[PROBLEM REQUIREMENTS] Find the lines with the string "time" and return them.
───── ENTRIES SHOWN
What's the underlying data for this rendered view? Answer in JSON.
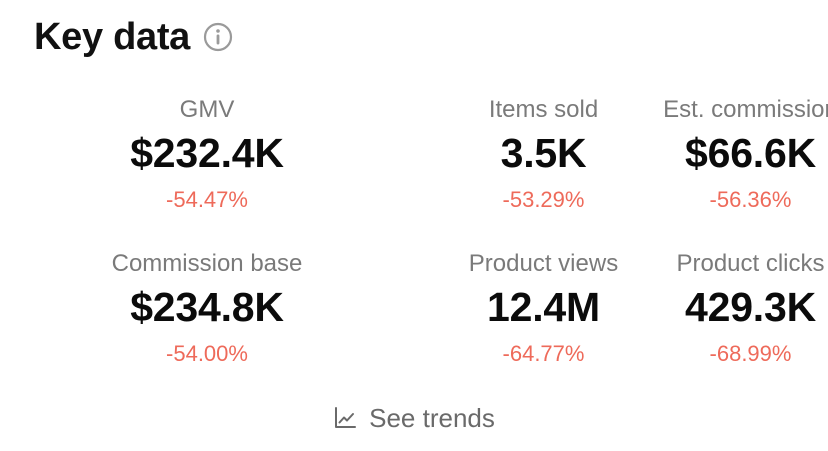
{
  "header": {
    "title": "Key data",
    "info_icon": "info-icon"
  },
  "metrics": [
    {
      "label": "GMV",
      "value": "$232.4K",
      "change": "-54.47%"
    },
    {
      "label": "Items sold",
      "value": "3.5K",
      "change": "-53.29%"
    },
    {
      "label": "Est. commission",
      "value": "$66.6K",
      "change": "-56.36%"
    },
    {
      "label": "Commission base",
      "value": "$234.8K",
      "change": "-54.00%"
    },
    {
      "label": "Product views",
      "value": "12.4M",
      "change": "-64.77%"
    },
    {
      "label": "Product clicks",
      "value": "429.3K",
      "change": "-68.99%"
    }
  ],
  "footer": {
    "see_trends_label": "See trends",
    "trend_icon": "line-chart-icon"
  },
  "colors": {
    "title": "#111111",
    "label": "#7a7a7a",
    "value": "#0b0b0b",
    "negative_change": "#ee6a5a",
    "link": "#6a6a6a"
  }
}
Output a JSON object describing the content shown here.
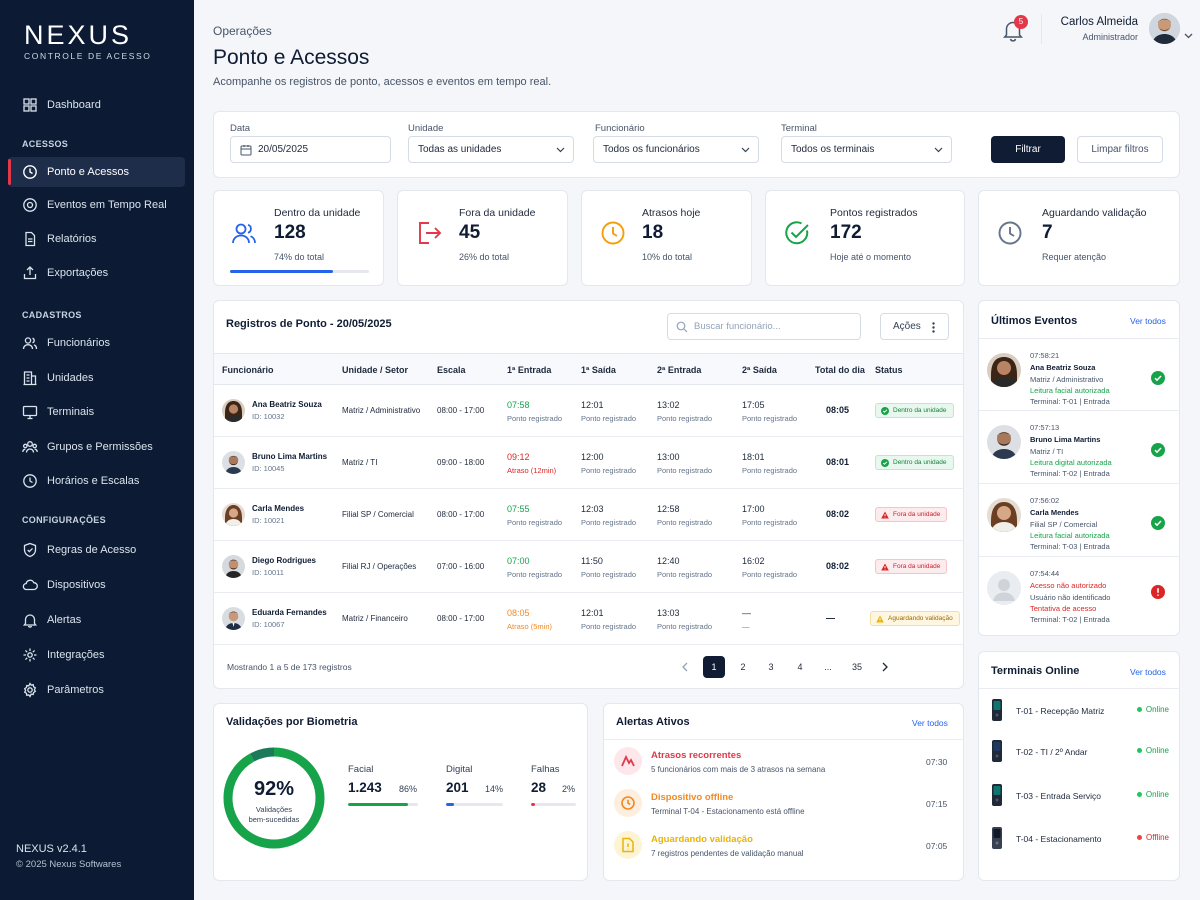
{
  "brand": {
    "name": "NEXUS",
    "tagline": "CONTROLE DE ACESSO"
  },
  "sidebar": {
    "items": [
      {
        "label": "Dashboard",
        "icon": "grid-icon"
      },
      {
        "label": "Ponto e Acessos",
        "icon": "clock-icon",
        "active": true
      },
      {
        "label": "Eventos em Tempo Real",
        "icon": "target-icon"
      },
      {
        "label": "Relatórios",
        "icon": "document-icon"
      },
      {
        "label": "Exportações",
        "icon": "export-icon"
      },
      {
        "label": "Funcionários",
        "icon": "users-icon"
      },
      {
        "label": "Unidades",
        "icon": "building-icon"
      },
      {
        "label": "Terminais",
        "icon": "monitor-icon"
      },
      {
        "label": "Grupos e Permissões",
        "icon": "group-icon"
      },
      {
        "label": "Horários e Escalas",
        "icon": "schedule-icon"
      },
      {
        "label": "Regras de Acesso",
        "icon": "shield-icon"
      },
      {
        "label": "Dispositivos",
        "icon": "cloud-icon"
      },
      {
        "label": "Alertas",
        "icon": "bell-icon"
      },
      {
        "label": "Integrações",
        "icon": "integration-icon"
      },
      {
        "label": "Parâmetros",
        "icon": "gear-icon"
      }
    ],
    "sections": [
      "ACESSOS",
      "CADASTROS",
      "CONFIGURAÇÕES"
    ],
    "version": "NEXUS v2.4.1",
    "copyright": "© 2025 Nexus Softwares"
  },
  "header": {
    "breadcrumb": "Operações",
    "title": "Ponto e Acessos",
    "subtitle": "Acompanhe os registros de ponto, acessos e eventos em tempo real.",
    "notifications": "5",
    "user_name": "Carlos Almeida",
    "user_role": "Administrador"
  },
  "filters": {
    "date_label": "Data",
    "date_value": "20/05/2025",
    "unit_label": "Unidade",
    "unit_value": "Todas as unidades",
    "employee_label": "Funcionário",
    "employee_value": "Todos os funcionários",
    "terminal_label": "Terminal",
    "terminal_value": "Todos os terminais",
    "filter_button": "Filtrar",
    "clear_button": "Limpar filtros"
  },
  "stats": [
    {
      "title": "Dentro da unidade",
      "value": "128",
      "sub": "74% do total",
      "progress": 0.74,
      "color": "#2563eb"
    },
    {
      "title": "Fora da unidade",
      "value": "45",
      "sub": "26% do total",
      "color": "#e2384a"
    },
    {
      "title": "Atrasos hoje",
      "value": "18",
      "sub": "10% do total",
      "color": "#f59e0b"
    },
    {
      "title": "Pontos registrados",
      "value": "172",
      "sub": "Hoje até o momento",
      "color": "#16a34a"
    },
    {
      "title": "Aguardando validação",
      "value": "7",
      "sub": "Requer atenção",
      "color": "#64748b"
    }
  ],
  "table": {
    "title": "Registros de Ponto - 20/05/2025",
    "search_placeholder": "Buscar funcionário...",
    "actions": "Ações",
    "headers": [
      "Funcionário",
      "Unidade / Setor",
      "Escala",
      "1ª Entrada",
      "1ª Saída",
      "2ª Entrada",
      "2ª Saída",
      "Total do dia",
      "Status"
    ],
    "rows": [
      {
        "name": "Ana Beatriz Souza",
        "id": "ID: 10032",
        "unit": "Matriz / Administrativo",
        "shift": "08:00 - 17:00",
        "e1": "07:58",
        "e1_sub": "Ponto registrado",
        "s1": "12:01",
        "s1_sub": "Ponto registrado",
        "e2": "13:02",
        "e2_sub": "Ponto registrado",
        "s2": "17:05",
        "s2_sub": "Ponto registrado",
        "total": "08:05",
        "status": "Dentro da unidade"
      },
      {
        "name": "Bruno Lima Martins",
        "id": "ID: 10045",
        "unit": "Matriz / TI",
        "shift": "09:00 - 18:00",
        "e1": "09:12",
        "e1_sub": "Atraso (12min)",
        "s1": "12:00",
        "s1_sub": "Ponto registrado",
        "e2": "13:00",
        "e2_sub": "Ponto registrado",
        "s2": "18:01",
        "s2_sub": "Ponto registrado",
        "total": "08:01",
        "status": "Dentro da unidade"
      },
      {
        "name": "Carla Mendes",
        "id": "ID: 10021",
        "unit": "Filial SP / Comercial",
        "shift": "08:00 - 17:00",
        "e1": "07:55",
        "e1_sub": "Ponto registrado",
        "s1": "12:03",
        "s1_sub": "Ponto registrado",
        "e2": "12:58",
        "e2_sub": "Ponto registrado",
        "s2": "17:00",
        "s2_sub": "Ponto registrado",
        "total": "08:02",
        "status": "Fora da unidade"
      },
      {
        "name": "Diego Rodrigues",
        "id": "ID: 10011",
        "unit": "Filial RJ / Operações",
        "shift": "07:00 - 16:00",
        "e1": "07:00",
        "e1_sub": "Ponto registrado",
        "s1": "11:50",
        "s1_sub": "Ponto registrado",
        "e2": "12:40",
        "e2_sub": "Ponto registrado",
        "s2": "16:02",
        "s2_sub": "Ponto registrado",
        "total": "08:02",
        "status": "Fora da unidade"
      },
      {
        "name": "Eduarda Fernandes",
        "id": "ID: 10067",
        "unit": "Matriz / Financeiro",
        "shift": "08:00 - 17:00",
        "e1": "08:05",
        "e1_sub": "Atraso (5min)",
        "s1": "12:01",
        "s1_sub": "Ponto registrado",
        "e2": "13:03",
        "e2_sub": "Ponto registrado",
        "s2": "—",
        "s2_sub": "—",
        "total": "—",
        "status": "Aguardando validação"
      }
    ],
    "pagination_info": "Mostrando 1 a 5 de 173 registros",
    "pages": [
      "1",
      "2",
      "3",
      "4",
      "...",
      "35"
    ]
  },
  "events": {
    "title": "Últimos Eventos",
    "link": "Ver todos",
    "items": [
      {
        "time": "07:58:21",
        "name": "Ana Beatriz Souza",
        "unit": "Matriz / Administrativo",
        "detail": "Leitura facial autorizada",
        "terminal": "Terminal: T-01  |  Entrada",
        "ok": true
      },
      {
        "time": "07:57:13",
        "name": "Bruno Lima Martins",
        "unit": "Matriz / TI",
        "detail": "Leitura digital autorizada",
        "terminal": "Terminal: T-02  |  Entrada",
        "ok": true
      },
      {
        "time": "07:56:02",
        "name": "Carla Mendes",
        "unit": "Filial SP / Comercial",
        "detail": "Leitura facial autorizada",
        "terminal": "Terminal: T-03  |  Entrada",
        "ok": true
      },
      {
        "time": "07:54:44",
        "name": "Acesso não autorizado",
        "unit": "Usuário não identificado",
        "detail": "Tentativa de acesso",
        "terminal": "Terminal: T-02  |  Entrada",
        "ok": false
      }
    ]
  },
  "terminals": {
    "title": "Terminais Online",
    "link": "Ver todos",
    "items": [
      {
        "name": "T-01 - Recepção Matriz",
        "status": "Online"
      },
      {
        "name": "T-02 - TI / 2º Andar",
        "status": "Online"
      },
      {
        "name": "T-03 - Entrada Serviço",
        "status": "Online"
      },
      {
        "name": "T-04 - Estacionamento",
        "status": "Offline"
      }
    ]
  },
  "biometrics": {
    "title": "Validações por Biometria",
    "percent": "92%",
    "percent_value": 0.92,
    "caption_line1": "Validações",
    "caption_line2": "bem-sucedidas",
    "items": [
      {
        "label": "Facial",
        "value": "1.243",
        "pct": "86%",
        "fraction": 0.86,
        "color": "#16a34a"
      },
      {
        "label": "Digital",
        "value": "201",
        "pct": "14%",
        "fraction": 0.14,
        "color": "#2563eb"
      },
      {
        "label": "Falhas",
        "value": "28",
        "pct": "2%",
        "fraction": 0.02,
        "color": "#e2384a"
      }
    ]
  },
  "alerts": {
    "title": "Alertas Ativos",
    "link": "Ver todos",
    "items": [
      {
        "title": "Atrasos recorrentes",
        "desc": "5 funcionários com mais de 3 atrasos na semana",
        "time": "07:30",
        "color": "#e2384a"
      },
      {
        "title": "Dispositivo offline",
        "desc": "Terminal T-04 - Estacionamento está offline",
        "time": "07:15",
        "color": "#f08a24"
      },
      {
        "title": "Aguardando validação",
        "desc": "7 registros pendentes de validação manual",
        "time": "07:05",
        "color": "#eab308"
      }
    ]
  }
}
──────────
[SOLUTION BELOW]
        "time": "07:58:21",
        "time": "07:57:13",
        "time": "07:56:02",
        "time": "07:54:44",
        "time": "07:30",
        "time": "07:15",
        "time": "07:05",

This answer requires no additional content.